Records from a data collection
"""

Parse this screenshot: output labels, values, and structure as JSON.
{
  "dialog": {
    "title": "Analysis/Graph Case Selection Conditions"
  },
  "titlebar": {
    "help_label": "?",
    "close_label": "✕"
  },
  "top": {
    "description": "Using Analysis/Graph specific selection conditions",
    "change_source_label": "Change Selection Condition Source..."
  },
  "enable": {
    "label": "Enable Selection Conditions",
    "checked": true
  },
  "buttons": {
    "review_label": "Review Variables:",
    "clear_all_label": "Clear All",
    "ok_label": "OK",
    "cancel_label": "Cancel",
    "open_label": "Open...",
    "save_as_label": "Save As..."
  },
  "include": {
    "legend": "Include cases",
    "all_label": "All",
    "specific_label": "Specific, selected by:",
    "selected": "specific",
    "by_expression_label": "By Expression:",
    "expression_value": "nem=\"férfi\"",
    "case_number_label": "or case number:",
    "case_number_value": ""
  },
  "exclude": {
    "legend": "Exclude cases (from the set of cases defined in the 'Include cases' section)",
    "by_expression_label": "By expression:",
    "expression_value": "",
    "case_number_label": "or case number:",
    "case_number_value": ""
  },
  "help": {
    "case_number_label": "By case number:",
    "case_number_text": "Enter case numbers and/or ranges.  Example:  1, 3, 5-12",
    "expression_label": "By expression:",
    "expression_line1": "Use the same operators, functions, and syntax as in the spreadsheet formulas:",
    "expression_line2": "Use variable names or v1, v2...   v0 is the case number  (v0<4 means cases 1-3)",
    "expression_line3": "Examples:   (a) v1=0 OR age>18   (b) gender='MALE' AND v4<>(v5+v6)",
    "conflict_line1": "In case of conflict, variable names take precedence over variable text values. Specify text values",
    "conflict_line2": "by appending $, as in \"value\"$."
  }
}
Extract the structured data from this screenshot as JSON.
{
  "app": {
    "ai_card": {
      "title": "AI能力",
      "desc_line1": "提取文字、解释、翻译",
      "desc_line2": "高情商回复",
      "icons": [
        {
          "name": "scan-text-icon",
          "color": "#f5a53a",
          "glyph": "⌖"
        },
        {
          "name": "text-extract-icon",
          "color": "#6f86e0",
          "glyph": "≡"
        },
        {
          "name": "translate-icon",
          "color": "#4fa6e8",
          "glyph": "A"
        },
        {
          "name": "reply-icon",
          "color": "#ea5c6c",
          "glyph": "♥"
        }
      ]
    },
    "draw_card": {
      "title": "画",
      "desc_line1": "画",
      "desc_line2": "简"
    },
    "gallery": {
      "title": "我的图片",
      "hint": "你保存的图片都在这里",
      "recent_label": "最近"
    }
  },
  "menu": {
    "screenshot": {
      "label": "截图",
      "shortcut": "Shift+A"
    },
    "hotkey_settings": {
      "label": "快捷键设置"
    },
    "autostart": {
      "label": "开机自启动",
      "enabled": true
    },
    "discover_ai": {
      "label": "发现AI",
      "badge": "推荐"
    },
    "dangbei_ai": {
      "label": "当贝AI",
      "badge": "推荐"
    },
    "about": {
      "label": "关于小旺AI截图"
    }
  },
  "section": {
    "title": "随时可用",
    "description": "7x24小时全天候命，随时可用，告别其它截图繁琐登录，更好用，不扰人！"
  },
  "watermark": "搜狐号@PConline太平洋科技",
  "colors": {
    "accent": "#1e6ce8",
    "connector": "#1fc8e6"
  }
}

"""

▶ _Task prompt_
Copy out all of the records above with nothing altered.

▶ _Solution_
Parse this screenshot: output labels, values, and structure as JSON.
{
  "dialog": {
    "title": "Analysis/Graph Case Selection Conditions"
  },
  "titlebar": {
    "help_label": "?",
    "close_label": "✕"
  },
  "top": {
    "description": "Using Analysis/Graph specific selection conditions",
    "change_source_label": "Change Selection Condition Source..."
  },
  "enable": {
    "label": "Enable Selection Conditions",
    "checked": true
  },
  "buttons": {
    "review_label": "Review Variables:",
    "clear_all_label": "Clear All",
    "ok_label": "OK",
    "cancel_label": "Cancel",
    "open_label": "Open...",
    "save_as_label": "Save As..."
  },
  "include": {
    "legend": "Include cases",
    "all_label": "All",
    "specific_label": "Specific, selected by:",
    "selected": "specific",
    "by_expression_label": "By Expression:",
    "expression_value": "nem=\"férfi\"",
    "case_number_label": "or case number:",
    "case_number_value": ""
  },
  "exclude": {
    "legend": "Exclude cases (from the set of cases defined in the 'Include cases' section)",
    "by_expression_label": "By expression:",
    "expression_value": "",
    "case_number_label": "or case number:",
    "case_number_value": ""
  },
  "help": {
    "case_number_label": "By case number:",
    "case_number_text": "Enter case numbers and/or ranges.  Example:  1, 3, 5-12",
    "expression_label": "By expression:",
    "expression_line1": "Use the same operators, functions, and syntax as in the spreadsheet formulas:",
    "expression_line2": "Use variable names or v1, v2...   v0 is the case number  (v0<4 means cases 1-3)",
    "expression_line3": "Examples:   (a) v1=0 OR age>18   (b) gender='MALE' AND v4<>(v5+v6)",
    "conflict_line1": "In case of conflict, variable names take precedence over variable text values. Specify text values",
    "conflict_line2": "by appending $, as in \"value\"$."
  }
}
Extract the structured data from this screenshot as JSON.
{
  "app": {
    "ai_card": {
      "title": "AI能力",
      "desc_line1": "提取文字、解释、翻译",
      "desc_line2": "高情商回复",
      "icons": [
        {
          "name": "scan-text-icon",
          "color": "#f5a53a",
          "glyph": "⌖"
        },
        {
          "name": "text-extract-icon",
          "color": "#6f86e0",
          "glyph": "≡"
        },
        {
          "name": "translate-icon",
          "color": "#4fa6e8",
          "glyph": "A"
        },
        {
          "name": "reply-icon",
          "color": "#ea5c6c",
          "glyph": "♥"
        }
      ]
    },
    "draw_card": {
      "title": "画",
      "desc_line1": "画",
      "desc_line2": "简"
    },
    "gallery": {
      "title": "我的图片",
      "hint": "你保存的图片都在这里",
      "recent_label": "最近"
    }
  },
  "menu": {
    "screenshot": {
      "label": "截图",
      "shortcut": "Shift+A"
    },
    "hotkey_settings": {
      "label": "快捷键设置"
    },
    "autostart": {
      "label": "开机自启动",
      "enabled": true
    },
    "discover_ai": {
      "label": "发现AI",
      "badge": "推荐"
    },
    "dangbei_ai": {
      "label": "当贝AI",
      "badge": "推荐"
    },
    "about": {
      "label": "关于小旺AI截图"
    }
  },
  "section": {
    "title": "随时可用",
    "description": "7x24小时全天候命，随时可用，告别其它截图繁琐登录，更好用，不扰人！"
  },
  "watermark": "搜狐号@PConline太平洋科技",
  "colors": {
    "accent": "#1e6ce8",
    "connector": "#1fc8e6"
  }
}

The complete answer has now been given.